Objective:
Repeat each line of the material below exactly as it appears, minus any pictures.

** Begin Input for this task **

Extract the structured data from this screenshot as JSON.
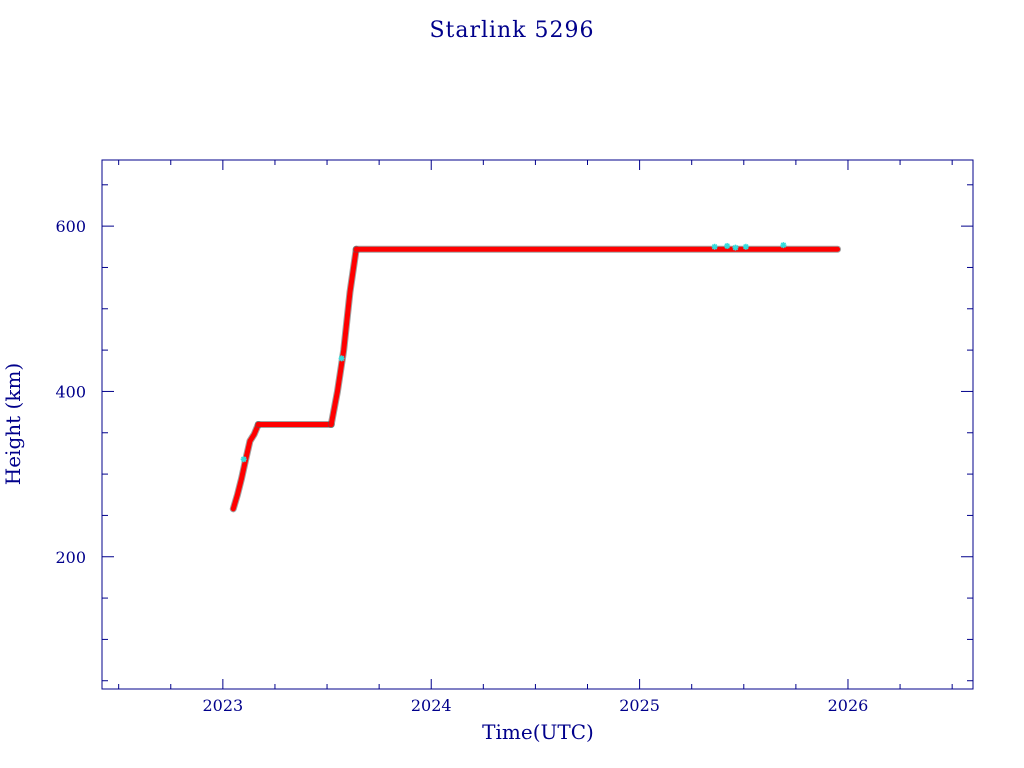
{
  "chart_data": {
    "type": "scatter",
    "title": "Starlink 5296",
    "xlabel": "Time(UTC)",
    "ylabel": "Height (km)",
    "xlim": [
      2022.42,
      2026.6
    ],
    "ylim": [
      40,
      680
    ],
    "x_ticks": [
      2023,
      2024,
      2025,
      2026
    ],
    "x_tick_labels": [
      "2023",
      "2024",
      "2025",
      "2026"
    ],
    "y_ticks": [
      200,
      400,
      600
    ],
    "y_tick_labels": [
      "200",
      "400",
      "600"
    ],
    "grid": false,
    "legend": "none",
    "colors": {
      "axis": "#00008b",
      "main": "#ff0000",
      "edge": "#555555",
      "highlight": "#33dddd"
    },
    "series": [
      {
        "color": "#ff0000",
        "segments": [
          {
            "x": [
              2023.05,
              2023.07,
              2023.09,
              2023.11,
              2023.13,
              2023.15,
              2023.17
            ],
            "y": [
              258,
              275,
              295,
              318,
              340,
              348,
              360
            ]
          },
          {
            "x": [
              2023.17,
              2023.52
            ],
            "y": [
              360,
              360
            ]
          },
          {
            "x": [
              2023.52,
              2023.55,
              2023.58,
              2023.61,
              2023.64
            ],
            "y": [
              360,
              400,
              450,
              520,
              572
            ]
          },
          {
            "x": [
              2023.64,
              2025.95
            ],
            "y": [
              572,
              572
            ]
          }
        ]
      },
      {
        "color": "#33dddd",
        "x": [
          2023.1,
          2023.57,
          2025.36,
          2025.42,
          2025.46,
          2025.51,
          2025.69
        ],
        "y": [
          318,
          440,
          575,
          576,
          574,
          575,
          577
        ]
      }
    ]
  }
}
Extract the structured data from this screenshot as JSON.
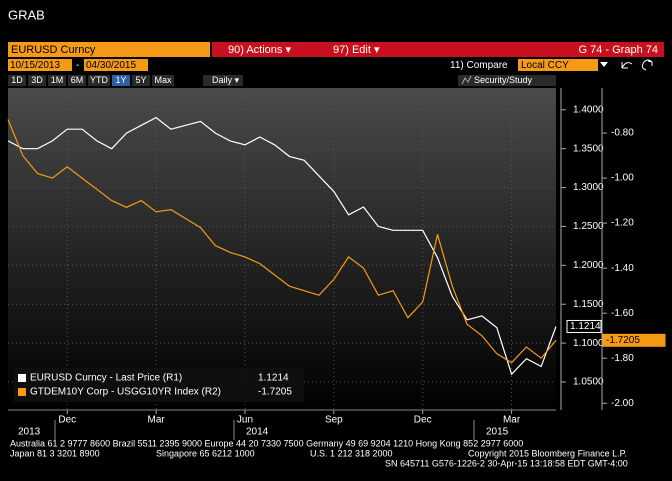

** End Input for this task **

Worked answer:
Extract the structured data from this screenshot as JSON.
{
  "chart_data": {
    "type": "scatter",
    "title": "Starlink 5296",
    "xlabel": "Time(UTC)",
    "ylabel": "Height (km)",
    "xlim": [
      2022.42,
      2026.6
    ],
    "ylim": [
      40,
      680
    ],
    "x_ticks": [
      2023,
      2024,
      2025,
      2026
    ],
    "x_tick_labels": [
      "2023",
      "2024",
      "2025",
      "2026"
    ],
    "y_ticks": [
      200,
      400,
      600
    ],
    "y_tick_labels": [
      "200",
      "400",
      "600"
    ],
    "grid": false,
    "legend": "none",
    "colors": {
      "axis": "#00008b",
      "main": "#ff0000",
      "edge": "#555555",
      "highlight": "#33dddd"
    },
    "series": [
      {
        "color": "#ff0000",
        "segments": [
          {
            "x": [
              2023.05,
              2023.07,
              2023.09,
              2023.11,
              2023.13,
              2023.15,
              2023.17
            ],
            "y": [
              258,
              275,
              295,
              318,
              340,
              348,
              360
            ]
          },
          {
            "x": [
              2023.17,
              2023.52
            ],
            "y": [
              360,
              360
            ]
          },
          {
            "x": [
              2023.52,
              2023.55,
              2023.58,
              2023.61,
              2023.64
            ],
            "y": [
              360,
              400,
              450,
              520,
              572
            ]
          },
          {
            "x": [
              2023.64,
              2025.95
            ],
            "y": [
              572,
              572
            ]
          }
        ]
      },
      {
        "color": "#33dddd",
        "x": [
          2023.1,
          2023.57,
          2025.36,
          2025.42,
          2025.46,
          2025.51,
          2025.69
        ],
        "y": [
          318,
          440,
          575,
          576,
          574,
          575,
          577
        ]
      }
    ]
  }
}
Extract the structured data from this screenshot as JSON.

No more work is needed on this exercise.